* Description of the task:
Pick out every line with the word "ἡμιόνους" and copy it.
----------------------------------------
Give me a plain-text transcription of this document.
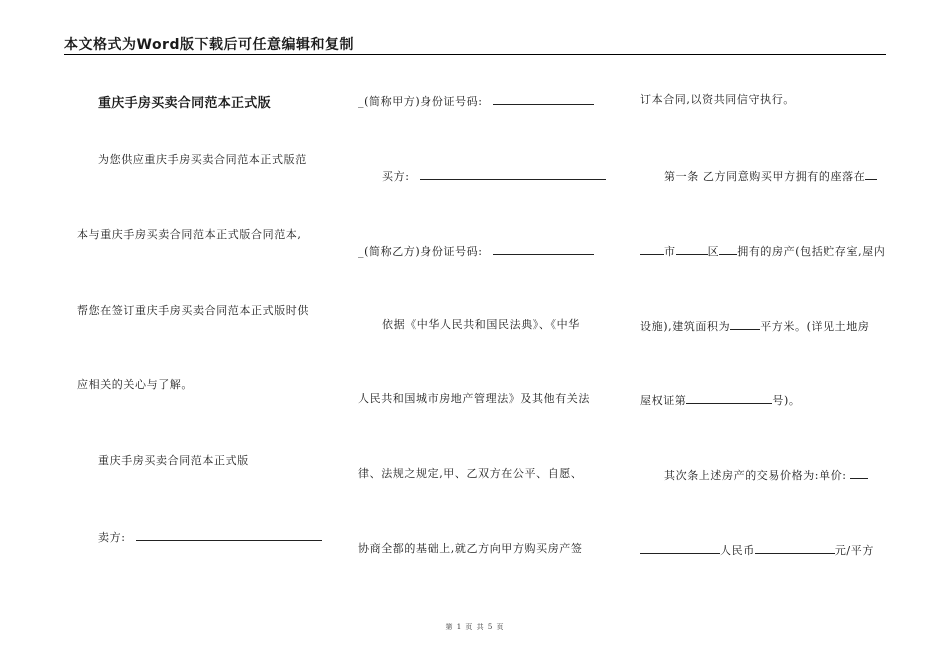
本文格式为Word版下载后可任意编辑和复制
重庆手房买卖合同范本正式版
为您供应重庆手房买卖合同范本正式版范
本与重庆手房买卖合同范本正式版合同范本,
帮您在签订重庆手房买卖合同范本正式版时供
应相关的关心与了解。
重庆手房买卖合同范本正式版
卖方:
_(简称甲方)身份证号码:
买方:
_(简称乙方)身份证号码:
依据《中华人民共和国民法典》、《中华
人民共和国城市房地产管理法》及其他有关法
律、法规之规定,甲、乙双方在公平、自愿、
协商全都的基础上,就乙方向甲方购买房产签
订本合同,以资共同信守执行。
第一条 乙方同意购买甲方拥有的座落在
市	区 拥有的房产(包括贮存室,屋内
设施),建筑面积为	平方米。(详见土地房
屋权证第	号)。
其次条上述房产的交易价格为:单价:
人民币	元/平方
第 1 页 共 5 页
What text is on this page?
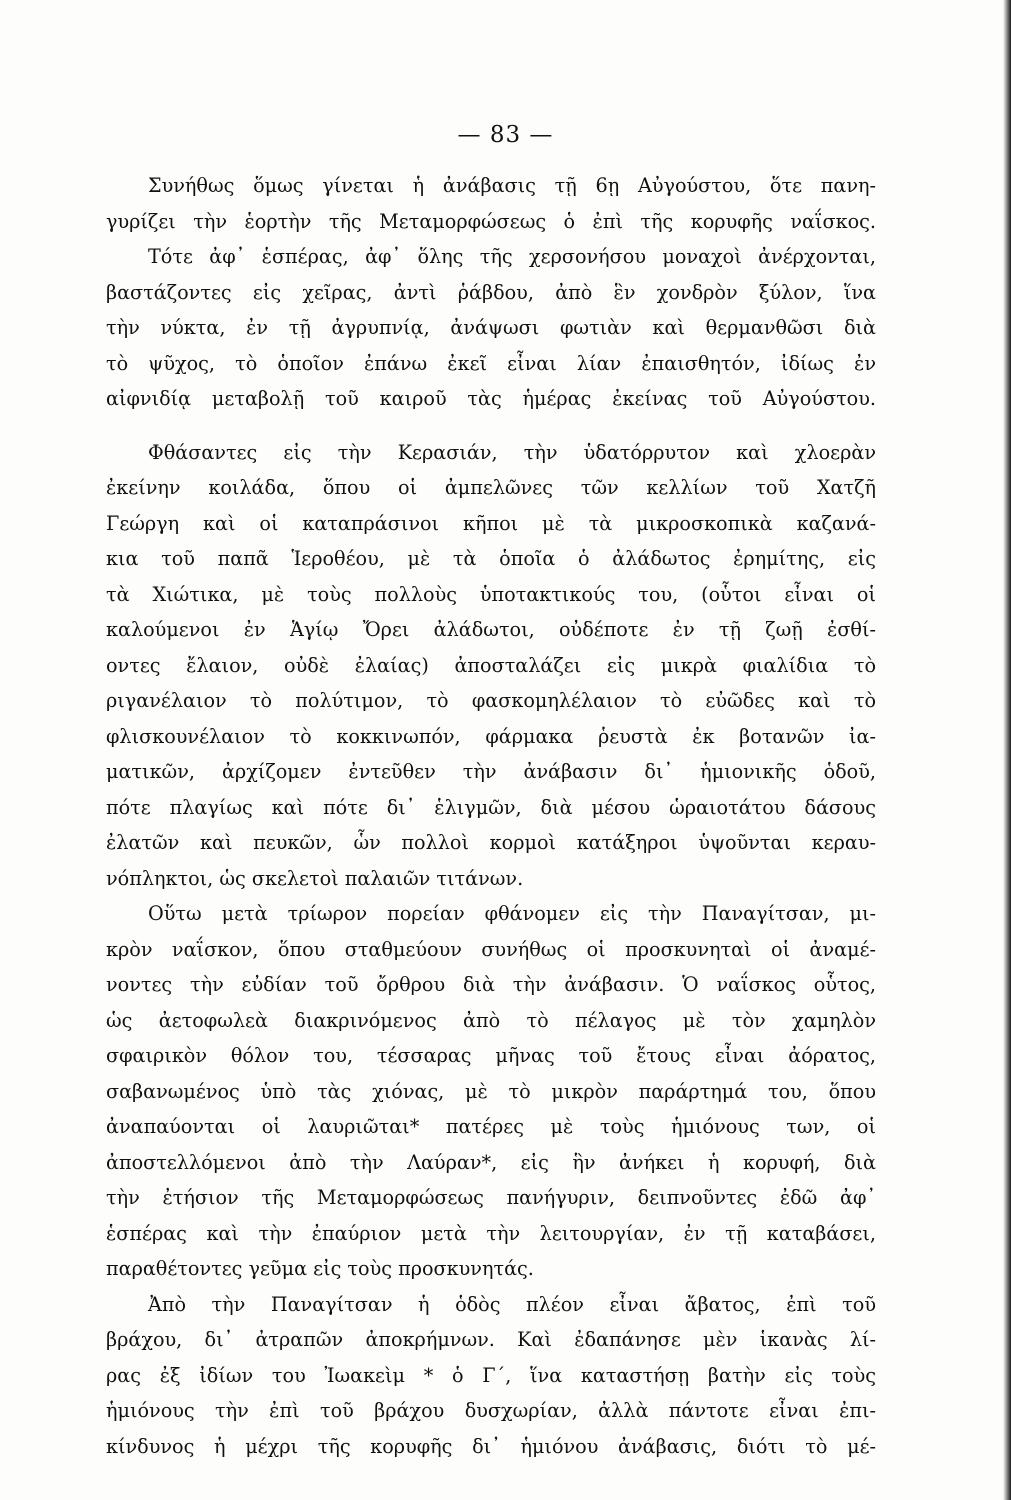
— 83 —
Συνήθως ὅμως γίνεται ἡ ἀνάβασις τῇ 6ῃ Αὐγούστου, ὅτε πανη-
γυρίζει τὴν ἑορτὴν τῆς Μεταμορφώσεως ὁ ἐπὶ τῆς κορυφῆς ναΐσκος.
Τότε ἀφ᾿ ἑσπέρας, ἀφ᾿ ὅλης τῆς χερσονήσου μοναχοὶ ἀνέρχονται,
βαστάζοντες εἰς χεῖρας, ἀντὶ ῥάβδου, ἀπὸ ἓν χονδρὸν ξύλον, ἵνα
τὴν νύκτα, ἐν τῇ ἀγρυπνίᾳ, ἀνάψωσι φωτιὰν καὶ θερμανθῶσι διὰ
τὸ ψῦχος, τὸ ὁποῖον ἐπάνω ἐκεῖ εἶναι λίαν ἐπαισθητόν, ἰδίως ἐν
αἰφνιδίᾳ μεταβολῇ τοῦ καιροῦ τὰς ἡμέρας ἐκείνας τοῦ Αὐγούστου.
Φθάσαντες εἰς τὴν Κερασιάν, τὴν ὑδατόρρυτον καὶ χλοερὰν
ἐκείνην κοιλάδα, ὅπου οἱ ἀμπελῶνες τῶν κελλίων τοῦ Χατζῆ
Γεώργη καὶ οἱ καταπράσινοι κῆποι μὲ τὰ μικροσκοπικὰ καζανά-
κια τοῦ παπᾶ Ἱεροθέου, μὲ τὰ ὁποῖα ὁ ἀλάδωτος ἐρημίτης, εἰς
τὰ Χιώτικα, μὲ τοὺς πολλοὺς ὑποτακτικούς του, (οὗτοι εἶναι οἱ
καλούμενοι ἐν Ἁγίῳ Ὄρει ἀλάδωτοι, οὐδέποτε ἐν τῇ ζωῇ ἐσθί-
οντες ἔλαιον, οὐδὲ ἐλαίας) ἀποσταλάζει εἰς μικρὰ φιαλίδια τὸ
ριγανέλαιον τὸ πολύτιμον, τὸ φασκομηλέλαιον τὸ εὐῶδες καὶ τὸ
φλισκουνέλαιον τὸ κοκκινωπόν, φάρμακα ῥευστὰ ἐκ βοτανῶν ἰα-
ματικῶν, ἀρχίζομεν ἐντεῦθεν τὴν ἀνάβασιν δι᾿ ἡμιονικῆς ὁδοῦ,
πότε πλαγίως καὶ πότε δι᾿ ἑλιγμῶν, διὰ μέσου ὡραιοτάτου δάσους
ἐλατῶν καὶ πευκῶν, ὧν πολλοὶ κορμοὶ κατάξηροι ὑψοῦνται κεραυ-
νόπληκτοι, ὡς σκελετοὶ παλαιῶν τιτάνων.
Οὕτω μετὰ τρίωρον πορείαν φθάνομεν εἰς τὴν Παναγίτσαν, μι-
κρὸν ναΐσκον, ὅπου σταθμεύουν συνήθως οἱ προσκυνηταὶ οἱ ἀναμέ-
νοντες τὴν εὐδίαν τοῦ ὄρθρου διὰ τὴν ἀνάβασιν. Ὁ ναΐσκος οὗτος,
ὡς ἀετοφωλεὰ διακρινόμενος ἀπὸ τὸ πέλαγος μὲ τὸν χαμηλὸν
σφαιρικὸν θόλον του, τέσσαρας μῆνας τοῦ ἔτους εἶναι ἀόρατος,
σαβανωμένος ὑπὸ τὰς χιόνας, μὲ τὸ μικρὸν παράρτημά του, ὅπου
ἀναπαύονται οἱ λαυριῶται* πατέρες μὲ τοὺς ἡμιόνους των, οἱ
ἀποστελλόμενοι ἀπὸ τὴν Λαύραν*, εἰς ἣν ἀνήκει ἡ κορυφή, διὰ
τὴν ἐτήσιον τῆς Μεταμορφώσεως πανήγυριν, δειπνοῦντες ἐδῶ ἀφ᾿
ἑσπέρας καὶ τὴν ἐπαύριον μετὰ τὴν λειτουργίαν, ἐν τῇ καταβάσει,
παραθέτοντες γεῦμα εἰς τοὺς προσκυνητάς.
Ἀπὸ τὴν Παναγίτσαν ἡ ὁδὸς πλέον εἶναι ἄβατος, ἐπὶ τοῦ
βράχου, δι᾿ ἀτραπῶν ἀποκρήμνων. Καὶ ἐδαπάνησε μὲν ἱκανὰς λί-
ρας ἐξ ἰδίων του Ἰωακεὶμ * ὁ Γ΄, ἵνα καταστήσῃ βατὴν εἰς τοὺς
ἡμιόνους τὴν ἐπὶ τοῦ βράχου δυσχωρίαν, ἀλλὰ πάντοτε εἶναι ἐπι-
κίνδυνος ἡ μέχρι τῆς κορυφῆς δι᾿ ἡμιόνου ἀνάβασις, διότι τὸ μέ-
----------------------------------------
* Written solution:
ἀναπαύονται οἱ λαυριῶται* πατέρες μὲ τοὺς ἡμιόνους των, οἱ
ἡμιόνους τὴν ἐπὶ τοῦ βράχου δυσχωρίαν, ἀλλὰ πάντοτε εἶναι ἐπι-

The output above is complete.